[Start Supplied material]
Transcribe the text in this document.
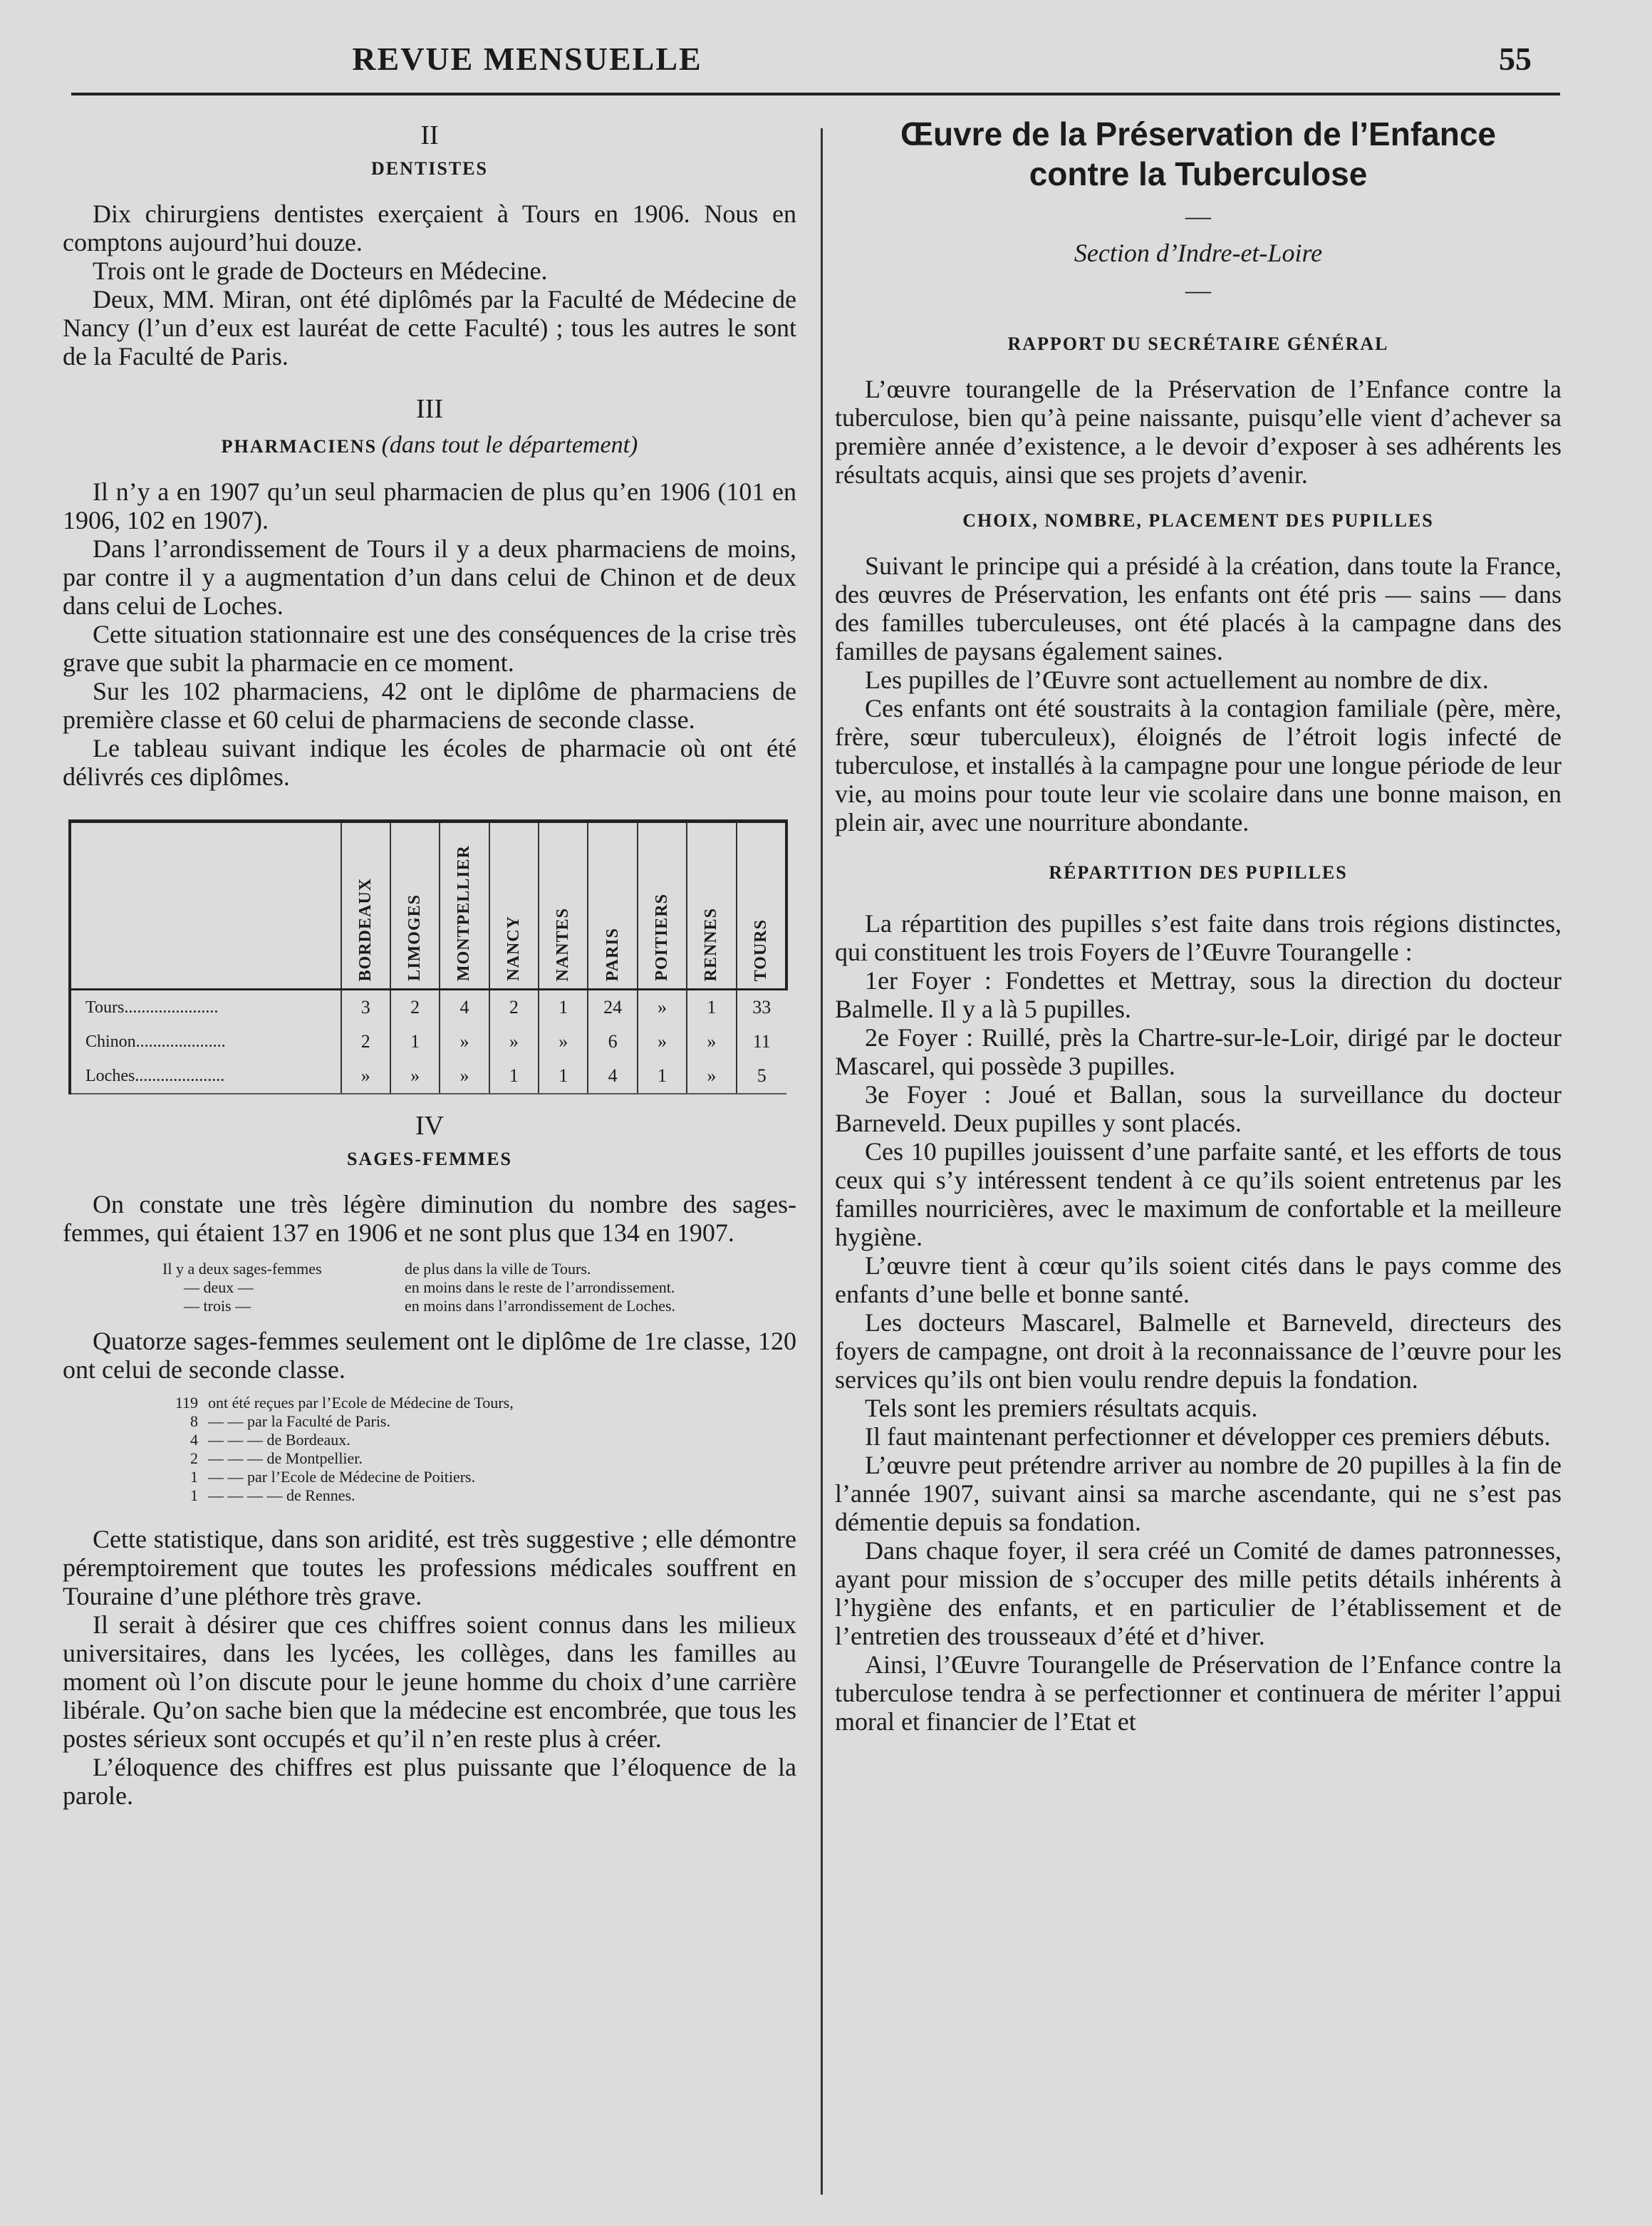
REVUE MENSUELLE	55
II
DENTISTES

Dix chirurgiens dentistes exerçaient à Tours en 1906. Nous en comptons aujourd’hui douze.

Trois ont le grade de Docteurs en Médecine.

Deux, MM. Miran, ont été diplômés par la Faculté de Médecine de Nancy (l’un d’eux est lauréat de cette Faculté) ; tous les autres le sont de la Faculté de Paris.

III
PHARMACIENS (dans tout le département)

Il n’y a en 1907 qu’un seul pharmacien de plus qu’en 1906 (101 en 1906, 102 en 1907).

Dans l’arrondissement de Tours il y a deux pharmaciens de moins, par contre il y a augmentation d’un dans celui de Chinon et de deux dans celui de Loches.

Cette situation stationnaire est une des conséquences de la crise très grave que subit la pharmacie en ce moment.

Sur les 102 pharmaciens, 42 ont le diplôme de pharmaciens de première classe et 60 celui de pharmaciens de seconde classe.

Le tableau suivant indique les écoles de pharmacie où ont été délivrés ces diplômes.

	BORDEAUX	LIMOGES	MONTPELLIER	NANCY	NANTES	PARIS	POITIERS	RENNES	TOURS

Tours......................	3	2	4	2	1	24	»	1	33
Chinon.....................	2	1	»	»	»	6	»	»	11
Loches.....................	»	»	»	1	1	4	1	»	5
IV
SAGES-FEMMES

On constate une très légère diminution du nombre des sages-femmes, qui étaient 137 en 1906 et ne sont plus que 134 en 1907.

Il y a deux sages-femmes	de plus dans la ville de Tours.
— deux —	en moins dans le reste de l’arrondissement.
— trois —	en moins dans l’arrondissement de Loches.

Quatorze sages-femmes seulement ont le diplôme de 1re classe, 120 ont celui de seconde classe.

119 ont été reçues par l’Ecole de Médecine de Tours,
8 — — par la Faculté de Paris.
4 — — — de Bordeaux.
2 — — — de Montpellier.
1 — — par l’Ecole de Médecine de Poitiers.
1 — — — — de Rennes.

Cette statistique, dans son aridité, est très suggestive ; elle démontre péremptoirement que toutes les professions médicales souffrent en Touraine d’une pléthore très grave.

Il serait à désirer que ces chiffres soient connus dans les milieux universitaires, dans les lycées, les collèges, dans les familles au moment où l’on discute pour le jeune homme du choix d’une carrière libérale. Qu’on sache bien que la médecine est encombrée, que tous les postes sérieux sont occupés et qu’il n’en reste plus à créer.

L’éloquence des chiffres est plus puissante que l’éloquence de la parole.

Œuvre de la Préservation de l’Enfance

contre la Tuberculose

—
Section d’Indre-et-Loire
—
RAPPORT DU SECRÉTAIRE GÉNÉRAL

L’œuvre tourangelle de la Préservation de l’Enfance contre la tuberculose, bien qu’à peine naissante, puisqu’elle vient d’achever sa première année d’existence, a le devoir d’exposer à ses adhérents les résultats acquis, ainsi que ses projets d’avenir.

CHOIX, NOMBRE, PLACEMENT DES PUPILLES

Suivant le principe qui a présidé à la création, dans toute la France, des œuvres de Préservation, les enfants ont été pris — sains — dans des familles tuberculeuses, ont été placés à la campagne dans des familles de paysans également saines.

Les pupilles de l’Œuvre sont actuellement au nombre de dix.

Ces enfants ont été soustraits à la contagion familiale (père, mère, frère, sœur tuberculeux), éloignés de l’étroit logis infecté de tuberculose, et installés à la campagne pour une longue période de leur vie, au moins pour toute leur vie scolaire dans une bonne maison, en plein air, avec une nourriture abondante.

RÉPARTITION DES PUPILLES

La répartition des pupilles s’est faite dans trois régions distinctes, qui constituent les trois Foyers de l’Œuvre Tourangelle :

1er Foyer : Fondettes et Mettray, sous la direction du docteur Balmelle. Il y a là 5 pupilles.

2e Foyer : Ruillé, près la Chartre-sur-le-Loir, dirigé par le docteur Mascarel, qui possède 3 pupilles.

3e Foyer : Joué et Ballan, sous la surveillance du docteur Barneveld. Deux pupilles y sont placés.

Ces 10 pupilles jouissent d’une parfaite santé, et les efforts de tous ceux qui s’y intéressent tendent à ce qu’ils soient entretenus par les familles nourricières, avec le maximum de confortable et la meilleure hygiène.

L’œuvre tient à cœur qu’ils soient cités dans le pays comme des enfants d’une belle et bonne santé.

Les docteurs Mascarel, Balmelle et Barneveld, directeurs des foyers de campagne, ont droit à la reconnaissance de l’œuvre pour les services qu’ils ont bien voulu rendre depuis la fondation.

Tels sont les premiers résultats acquis.

Il faut maintenant perfectionner et développer ces premiers débuts.

L’œuvre peut prétendre arriver au nombre de 20 pupilles à la fin de l’année 1907, suivant ainsi sa marche ascendante, qui ne s’est pas démentie depuis sa fondation.

Dans chaque foyer, il sera créé un Comité de dames patronnesses, ayant pour mission de s’occuper des mille petits détails inhérents à l’hygiène des enfants, et en particulier de l’établissement et de l’entretien des trousseaux d’été et d’hiver.

Ainsi, l’Œuvre Tourangelle de Préservation de l’Enfance contre la tuberculose tendra à se perfectionner et continuera de mériter l’appui moral et financier de l’Etat et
[End Supplied material]
Pictures in the data above should not be copied; transcribe everything else exactly.

Transcribe the text in this document.
REVUE MENSUELLE	55
II
DENTISTES

Dix chirurgiens dentistes exerçaient à Tours en 1906. Nous en comptons aujourd’hui douze.

Trois ont le grade de Docteurs en Médecine.

Deux, MM. Miran, ont été diplômés par la Faculté de Médecine de Nancy (l’un d’eux est lauréat de cette Faculté) ; tous les autres le sont de la Faculté de Paris.

III
PHARMACIENS (dans tout le département)

Il n’y a en 1907 qu’un seul pharmacien de plus qu’en 1906 (101 en 1906, 102 en 1907).

Dans l’arrondissement de Tours il y a deux pharmaciens de moins, par contre il y a augmentation d’un dans celui de Chinon et de deux dans celui de Loches.

Cette situation stationnaire est une des conséquences de la crise très grave que subit la pharmacie en ce moment.

Sur les 102 pharmaciens, 42 ont le diplôme de pharmaciens de première classe et 60 celui de pharmaciens de seconde classe.

Le tableau suivant indique les écoles de pharmacie où ont été délivrés ces diplômes.

	BORDEAUX	LIMOGES	MONTPELLIER	NANCY	NANTES	PARIS	POITIERS	RENNES	TOURS

Tours......................	3	2	4	2	1	24	»	1	33
Chinon.....................	2	1	»	»	»	6	»	»	11
Loches.....................	»	»	»	1	1	4	1	»	5
IV
SAGES-FEMMES

On constate une très légère diminution du nombre des sages-femmes, qui étaient 137 en 1906 et ne sont plus que 134 en 1907.

Il y a deux sages-femmes	de plus dans la ville de Tours.
— deux —	en moins dans le reste de l’arrondissement.
— trois —	en moins dans l’arrondissement de Loches.

Quatorze sages-femmes seulement ont le diplôme de 1re classe, 120 ont celui de seconde classe.

119 ont été reçues par l’Ecole de Médecine de Tours,
8 — — par la Faculté de Paris.
4 — — — de Bordeaux.
2 — — — de Montpellier.
1 — — par l’Ecole de Médecine de Poitiers.
1 — — — — de Rennes.

Cette statistique, dans son aridité, est très suggestive ; elle démontre péremptoirement que toutes les professions médicales souffrent en Touraine d’une pléthore très grave.

Il serait à désirer que ces chiffres soient connus dans les milieux universitaires, dans les lycées, les collèges, dans les familles au moment où l’on discute pour le jeune homme du choix d’une carrière libérale. Qu’on sache bien que la médecine est encombrée, que tous les postes sérieux sont occupés et qu’il n’en reste plus à créer.

L’éloquence des chiffres est plus puissante que l’éloquence de la parole.

Œuvre de la Préservation de l’Enfance

contre la Tuberculose

—
Section d’Indre-et-Loire
—
RAPPORT DU SECRÉTAIRE GÉNÉRAL

L’œuvre tourangelle de la Préservation de l’Enfance contre la tuberculose, bien qu’à peine naissante, puisqu’elle vient d’achever sa première année d’existence, a le devoir d’exposer à ses adhérents les résultats acquis, ainsi que ses projets d’avenir.

CHOIX, NOMBRE, PLACEMENT DES PUPILLES

Suivant le principe qui a présidé à la création, dans toute la France, des œuvres de Préservation, les enfants ont été pris — sains — dans des familles tuberculeuses, ont été placés à la campagne dans des familles de paysans également saines.

Les pupilles de l’Œuvre sont actuellement au nombre de dix.

Ces enfants ont été soustraits à la contagion familiale (père, mère, frère, sœur tuberculeux), éloignés de l’étroit logis infecté de tuberculose, et installés à la campagne pour une longue période de leur vie, au moins pour toute leur vie scolaire dans une bonne maison, en plein air, avec une nourriture abondante.

RÉPARTITION DES PUPILLES

La répartition des pupilles s’est faite dans trois régions distinctes, qui constituent les trois Foyers de l’Œuvre Tourangelle :

1er Foyer : Fondettes et Mettray, sous la direction du docteur Balmelle. Il y a là 5 pupilles.

2e Foyer : Ruillé, près la Chartre-sur-le-Loir, dirigé par le docteur Mascarel, qui possède 3 pupilles.

3e Foyer : Joué et Ballan, sous la surveillance du docteur Barneveld. Deux pupilles y sont placés.

Ces 10 pupilles jouissent d’une parfaite santé, et les efforts de tous ceux qui s’y intéressent tendent à ce qu’ils soient entretenus par les familles nourricières, avec le maximum de confortable et la meilleure hygiène.

L’œuvre tient à cœur qu’ils soient cités dans le pays comme des enfants d’une belle et bonne santé.

Les docteurs Mascarel, Balmelle et Barneveld, directeurs des foyers de campagne, ont droit à la reconnaissance de l’œuvre pour les services qu’ils ont bien voulu rendre depuis la fondation.

Tels sont les premiers résultats acquis.

Il faut maintenant perfectionner et développer ces premiers débuts.

L’œuvre peut prétendre arriver au nombre de 20 pupilles à la fin de l’année 1907, suivant ainsi sa marche ascendante, qui ne s’est pas démentie depuis sa fondation.

Dans chaque foyer, il sera créé un Comité de dames patronnesses, ayant pour mission de s’occuper des mille petits détails inhérents à l’hygiène des enfants, et en particulier de l’établissement et de l’entretien des trousseaux d’été et d’hiver.

Ainsi, l’Œuvre Tourangelle de Préservation de l’Enfance contre la tuberculose tendra à se perfectionner et continuera de mériter l’appui moral et financier de l’Etat et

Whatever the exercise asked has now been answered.